Task requirements: Find each line with "longobardi" and copy it.

Source material:
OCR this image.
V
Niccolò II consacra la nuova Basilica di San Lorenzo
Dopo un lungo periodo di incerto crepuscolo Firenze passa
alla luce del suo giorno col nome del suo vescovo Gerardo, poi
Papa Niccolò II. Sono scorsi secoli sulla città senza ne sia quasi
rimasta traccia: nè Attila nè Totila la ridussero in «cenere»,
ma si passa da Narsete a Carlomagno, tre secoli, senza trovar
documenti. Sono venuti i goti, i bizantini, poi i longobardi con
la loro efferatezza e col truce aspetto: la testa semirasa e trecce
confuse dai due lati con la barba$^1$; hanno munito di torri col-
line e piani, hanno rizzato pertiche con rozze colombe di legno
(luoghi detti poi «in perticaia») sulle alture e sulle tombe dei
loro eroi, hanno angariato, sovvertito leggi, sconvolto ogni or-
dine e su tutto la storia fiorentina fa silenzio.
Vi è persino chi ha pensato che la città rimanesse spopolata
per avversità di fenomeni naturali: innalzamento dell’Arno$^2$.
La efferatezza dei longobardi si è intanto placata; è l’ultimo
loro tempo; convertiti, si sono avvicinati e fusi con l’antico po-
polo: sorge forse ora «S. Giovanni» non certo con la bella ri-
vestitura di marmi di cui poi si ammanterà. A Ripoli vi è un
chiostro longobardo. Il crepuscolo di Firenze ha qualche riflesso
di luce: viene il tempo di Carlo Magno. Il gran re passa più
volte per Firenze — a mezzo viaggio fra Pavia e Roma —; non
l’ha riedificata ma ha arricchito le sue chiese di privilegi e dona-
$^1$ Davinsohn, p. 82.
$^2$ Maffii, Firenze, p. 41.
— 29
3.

Worked answer:
documenti. Sono venuti i goti, i bizantini, poi i longobardi con
La efferatezza dei longobardi si è intanto placata; è l’ultimo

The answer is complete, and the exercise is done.